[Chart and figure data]
——————

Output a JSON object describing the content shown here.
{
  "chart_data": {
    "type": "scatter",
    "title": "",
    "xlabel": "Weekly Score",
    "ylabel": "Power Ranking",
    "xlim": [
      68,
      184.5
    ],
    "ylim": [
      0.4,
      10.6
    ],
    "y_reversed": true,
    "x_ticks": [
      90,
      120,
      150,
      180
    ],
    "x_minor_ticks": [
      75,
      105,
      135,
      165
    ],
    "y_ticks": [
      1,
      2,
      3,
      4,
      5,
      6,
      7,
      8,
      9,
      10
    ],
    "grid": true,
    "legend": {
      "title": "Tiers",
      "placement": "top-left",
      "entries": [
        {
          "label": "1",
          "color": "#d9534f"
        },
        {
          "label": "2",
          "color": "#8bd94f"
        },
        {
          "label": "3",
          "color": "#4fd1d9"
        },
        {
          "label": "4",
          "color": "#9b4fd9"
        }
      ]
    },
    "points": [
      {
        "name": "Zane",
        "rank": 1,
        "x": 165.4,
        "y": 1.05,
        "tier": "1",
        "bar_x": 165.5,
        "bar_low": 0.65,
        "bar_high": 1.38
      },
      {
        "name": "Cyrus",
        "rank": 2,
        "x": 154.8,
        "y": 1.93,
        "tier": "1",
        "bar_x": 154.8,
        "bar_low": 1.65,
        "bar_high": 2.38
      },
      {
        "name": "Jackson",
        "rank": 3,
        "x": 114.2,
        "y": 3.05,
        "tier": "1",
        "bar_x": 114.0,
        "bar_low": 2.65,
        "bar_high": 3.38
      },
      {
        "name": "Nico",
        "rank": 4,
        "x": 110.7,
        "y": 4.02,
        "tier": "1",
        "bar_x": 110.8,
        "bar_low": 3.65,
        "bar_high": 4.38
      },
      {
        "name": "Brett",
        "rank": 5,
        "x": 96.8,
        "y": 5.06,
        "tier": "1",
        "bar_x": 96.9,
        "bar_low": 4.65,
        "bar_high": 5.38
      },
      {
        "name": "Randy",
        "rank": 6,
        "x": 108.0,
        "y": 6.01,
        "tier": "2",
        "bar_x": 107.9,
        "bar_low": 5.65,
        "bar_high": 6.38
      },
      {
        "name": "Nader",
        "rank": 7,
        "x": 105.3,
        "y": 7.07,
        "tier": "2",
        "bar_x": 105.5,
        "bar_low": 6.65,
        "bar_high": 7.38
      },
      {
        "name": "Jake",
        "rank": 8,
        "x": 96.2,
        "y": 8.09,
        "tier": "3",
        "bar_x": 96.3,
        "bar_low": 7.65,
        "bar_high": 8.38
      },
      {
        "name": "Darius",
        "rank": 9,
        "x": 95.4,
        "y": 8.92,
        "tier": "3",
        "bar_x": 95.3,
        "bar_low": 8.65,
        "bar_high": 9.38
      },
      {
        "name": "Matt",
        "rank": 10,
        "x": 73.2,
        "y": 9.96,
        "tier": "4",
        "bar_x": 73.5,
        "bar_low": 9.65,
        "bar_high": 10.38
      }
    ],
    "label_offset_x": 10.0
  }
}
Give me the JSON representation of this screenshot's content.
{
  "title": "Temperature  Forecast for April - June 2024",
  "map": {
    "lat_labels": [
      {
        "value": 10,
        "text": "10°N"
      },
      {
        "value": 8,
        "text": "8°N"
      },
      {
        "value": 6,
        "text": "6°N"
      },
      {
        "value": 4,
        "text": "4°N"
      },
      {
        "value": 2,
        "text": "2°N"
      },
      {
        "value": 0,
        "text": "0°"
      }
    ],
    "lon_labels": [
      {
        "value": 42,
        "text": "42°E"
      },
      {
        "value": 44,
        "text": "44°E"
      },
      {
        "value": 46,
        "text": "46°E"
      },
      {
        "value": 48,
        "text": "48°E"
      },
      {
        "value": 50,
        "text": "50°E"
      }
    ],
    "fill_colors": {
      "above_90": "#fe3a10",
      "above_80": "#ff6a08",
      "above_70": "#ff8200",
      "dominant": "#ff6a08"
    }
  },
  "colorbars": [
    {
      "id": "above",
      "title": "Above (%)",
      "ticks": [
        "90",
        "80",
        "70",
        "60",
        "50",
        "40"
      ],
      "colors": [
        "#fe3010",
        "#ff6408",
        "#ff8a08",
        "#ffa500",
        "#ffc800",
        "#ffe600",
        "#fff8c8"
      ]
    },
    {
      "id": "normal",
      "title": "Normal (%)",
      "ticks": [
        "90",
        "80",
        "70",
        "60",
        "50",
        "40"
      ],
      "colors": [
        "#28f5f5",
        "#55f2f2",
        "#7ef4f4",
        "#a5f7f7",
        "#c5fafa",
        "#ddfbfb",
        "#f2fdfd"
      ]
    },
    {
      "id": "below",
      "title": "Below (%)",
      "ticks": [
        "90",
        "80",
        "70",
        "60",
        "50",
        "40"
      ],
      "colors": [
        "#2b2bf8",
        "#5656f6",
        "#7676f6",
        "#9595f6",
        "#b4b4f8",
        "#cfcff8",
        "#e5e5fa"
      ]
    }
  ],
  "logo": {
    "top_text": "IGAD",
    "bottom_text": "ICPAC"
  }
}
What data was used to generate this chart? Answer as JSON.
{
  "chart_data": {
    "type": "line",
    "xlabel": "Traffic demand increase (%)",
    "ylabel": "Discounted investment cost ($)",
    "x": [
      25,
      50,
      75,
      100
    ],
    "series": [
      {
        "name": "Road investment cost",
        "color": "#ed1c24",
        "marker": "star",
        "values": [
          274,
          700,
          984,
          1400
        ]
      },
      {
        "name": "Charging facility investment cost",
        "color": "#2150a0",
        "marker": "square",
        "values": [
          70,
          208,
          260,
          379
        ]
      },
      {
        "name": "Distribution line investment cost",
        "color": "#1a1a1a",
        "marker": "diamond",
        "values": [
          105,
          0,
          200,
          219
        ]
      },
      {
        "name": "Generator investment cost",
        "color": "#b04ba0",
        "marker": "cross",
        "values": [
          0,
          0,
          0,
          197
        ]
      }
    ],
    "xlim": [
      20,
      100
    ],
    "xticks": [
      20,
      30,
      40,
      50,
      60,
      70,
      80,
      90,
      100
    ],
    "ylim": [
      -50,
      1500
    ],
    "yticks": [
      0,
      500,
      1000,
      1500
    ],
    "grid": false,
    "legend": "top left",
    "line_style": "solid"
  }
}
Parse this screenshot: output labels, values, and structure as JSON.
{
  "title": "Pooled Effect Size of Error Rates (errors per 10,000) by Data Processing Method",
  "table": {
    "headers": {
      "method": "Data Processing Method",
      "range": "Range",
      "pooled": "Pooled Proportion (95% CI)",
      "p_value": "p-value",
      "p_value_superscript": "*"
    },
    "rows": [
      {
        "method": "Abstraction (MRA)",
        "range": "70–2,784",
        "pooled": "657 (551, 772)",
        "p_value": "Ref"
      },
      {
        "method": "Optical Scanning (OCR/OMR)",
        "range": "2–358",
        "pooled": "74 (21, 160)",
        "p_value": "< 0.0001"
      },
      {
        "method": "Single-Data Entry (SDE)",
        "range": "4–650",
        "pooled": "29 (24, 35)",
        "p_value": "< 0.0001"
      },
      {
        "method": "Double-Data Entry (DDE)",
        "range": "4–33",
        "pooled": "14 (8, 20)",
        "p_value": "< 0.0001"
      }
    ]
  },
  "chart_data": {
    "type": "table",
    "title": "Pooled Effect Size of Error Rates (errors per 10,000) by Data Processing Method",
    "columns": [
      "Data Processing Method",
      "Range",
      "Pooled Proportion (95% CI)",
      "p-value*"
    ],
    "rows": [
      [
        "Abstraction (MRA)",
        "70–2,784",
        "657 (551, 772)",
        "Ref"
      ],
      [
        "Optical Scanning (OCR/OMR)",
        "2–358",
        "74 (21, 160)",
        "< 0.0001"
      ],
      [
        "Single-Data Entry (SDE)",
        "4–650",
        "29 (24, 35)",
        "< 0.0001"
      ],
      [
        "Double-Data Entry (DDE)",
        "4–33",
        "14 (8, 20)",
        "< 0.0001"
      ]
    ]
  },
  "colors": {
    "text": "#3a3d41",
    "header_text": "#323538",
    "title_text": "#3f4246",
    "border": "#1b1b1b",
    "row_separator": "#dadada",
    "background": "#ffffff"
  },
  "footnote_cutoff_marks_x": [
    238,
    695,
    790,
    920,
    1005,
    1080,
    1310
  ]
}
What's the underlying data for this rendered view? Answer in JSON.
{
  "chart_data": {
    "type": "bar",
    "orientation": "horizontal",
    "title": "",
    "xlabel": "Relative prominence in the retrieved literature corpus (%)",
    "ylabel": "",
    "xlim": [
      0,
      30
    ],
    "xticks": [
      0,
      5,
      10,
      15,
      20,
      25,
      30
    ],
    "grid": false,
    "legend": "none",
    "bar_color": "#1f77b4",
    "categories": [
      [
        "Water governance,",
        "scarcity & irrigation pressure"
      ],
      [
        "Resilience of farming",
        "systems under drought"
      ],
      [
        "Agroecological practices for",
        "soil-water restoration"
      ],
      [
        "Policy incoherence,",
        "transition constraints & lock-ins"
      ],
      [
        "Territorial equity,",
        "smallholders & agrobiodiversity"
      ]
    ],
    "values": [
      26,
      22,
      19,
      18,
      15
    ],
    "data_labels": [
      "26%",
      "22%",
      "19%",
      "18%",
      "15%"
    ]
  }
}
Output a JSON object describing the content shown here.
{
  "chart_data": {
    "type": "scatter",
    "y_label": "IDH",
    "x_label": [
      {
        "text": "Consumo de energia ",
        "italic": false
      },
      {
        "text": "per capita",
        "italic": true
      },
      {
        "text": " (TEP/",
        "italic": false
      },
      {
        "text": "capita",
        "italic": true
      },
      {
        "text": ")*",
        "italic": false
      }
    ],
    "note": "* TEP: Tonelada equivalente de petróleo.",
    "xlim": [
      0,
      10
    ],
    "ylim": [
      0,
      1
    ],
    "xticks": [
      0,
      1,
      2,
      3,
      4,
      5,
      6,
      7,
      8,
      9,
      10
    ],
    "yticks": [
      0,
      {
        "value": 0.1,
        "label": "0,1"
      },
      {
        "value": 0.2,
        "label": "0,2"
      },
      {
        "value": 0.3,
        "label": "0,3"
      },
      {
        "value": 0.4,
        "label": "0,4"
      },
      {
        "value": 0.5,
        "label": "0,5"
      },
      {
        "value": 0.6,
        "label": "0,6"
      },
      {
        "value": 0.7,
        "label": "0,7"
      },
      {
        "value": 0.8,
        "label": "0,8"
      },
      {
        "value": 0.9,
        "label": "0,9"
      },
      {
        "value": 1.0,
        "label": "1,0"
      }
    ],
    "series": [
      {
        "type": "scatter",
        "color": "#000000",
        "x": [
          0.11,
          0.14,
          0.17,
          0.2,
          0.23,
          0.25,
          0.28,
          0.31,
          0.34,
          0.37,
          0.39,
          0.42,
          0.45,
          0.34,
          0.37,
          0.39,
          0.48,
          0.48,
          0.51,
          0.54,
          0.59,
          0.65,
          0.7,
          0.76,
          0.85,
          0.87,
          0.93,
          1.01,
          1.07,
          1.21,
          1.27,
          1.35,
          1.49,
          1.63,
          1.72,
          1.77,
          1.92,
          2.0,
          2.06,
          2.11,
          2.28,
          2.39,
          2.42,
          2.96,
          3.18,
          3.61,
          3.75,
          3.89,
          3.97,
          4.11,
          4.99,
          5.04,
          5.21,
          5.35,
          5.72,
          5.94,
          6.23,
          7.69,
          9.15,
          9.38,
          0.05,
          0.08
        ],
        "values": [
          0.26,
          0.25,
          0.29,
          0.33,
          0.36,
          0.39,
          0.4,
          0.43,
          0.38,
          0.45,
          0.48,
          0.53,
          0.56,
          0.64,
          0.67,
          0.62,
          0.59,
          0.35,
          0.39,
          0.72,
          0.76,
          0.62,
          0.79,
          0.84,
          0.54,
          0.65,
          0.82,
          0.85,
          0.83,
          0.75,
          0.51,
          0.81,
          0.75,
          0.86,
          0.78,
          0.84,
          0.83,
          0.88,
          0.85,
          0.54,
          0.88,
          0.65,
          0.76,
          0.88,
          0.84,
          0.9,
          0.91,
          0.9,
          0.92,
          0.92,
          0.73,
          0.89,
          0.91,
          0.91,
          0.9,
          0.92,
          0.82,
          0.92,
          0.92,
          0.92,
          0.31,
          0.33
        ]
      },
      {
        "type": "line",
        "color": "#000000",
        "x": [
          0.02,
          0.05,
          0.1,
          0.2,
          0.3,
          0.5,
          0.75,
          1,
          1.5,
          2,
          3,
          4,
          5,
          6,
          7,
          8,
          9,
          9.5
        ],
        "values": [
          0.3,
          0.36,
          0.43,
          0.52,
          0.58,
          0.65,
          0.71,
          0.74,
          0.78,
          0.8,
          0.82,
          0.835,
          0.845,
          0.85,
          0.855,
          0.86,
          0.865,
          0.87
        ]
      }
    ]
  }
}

——————

> **Objective**
Lines from the records above that hold "cost" are the ones to list.

> **Response to this task**
    "ylabel": "Discounted investment cost ($)",
        "name": "Road investment cost",
        "name": "Charging facility investment cost",
        "name": "Distribution line investment cost",
        "name": "Generator investment cost",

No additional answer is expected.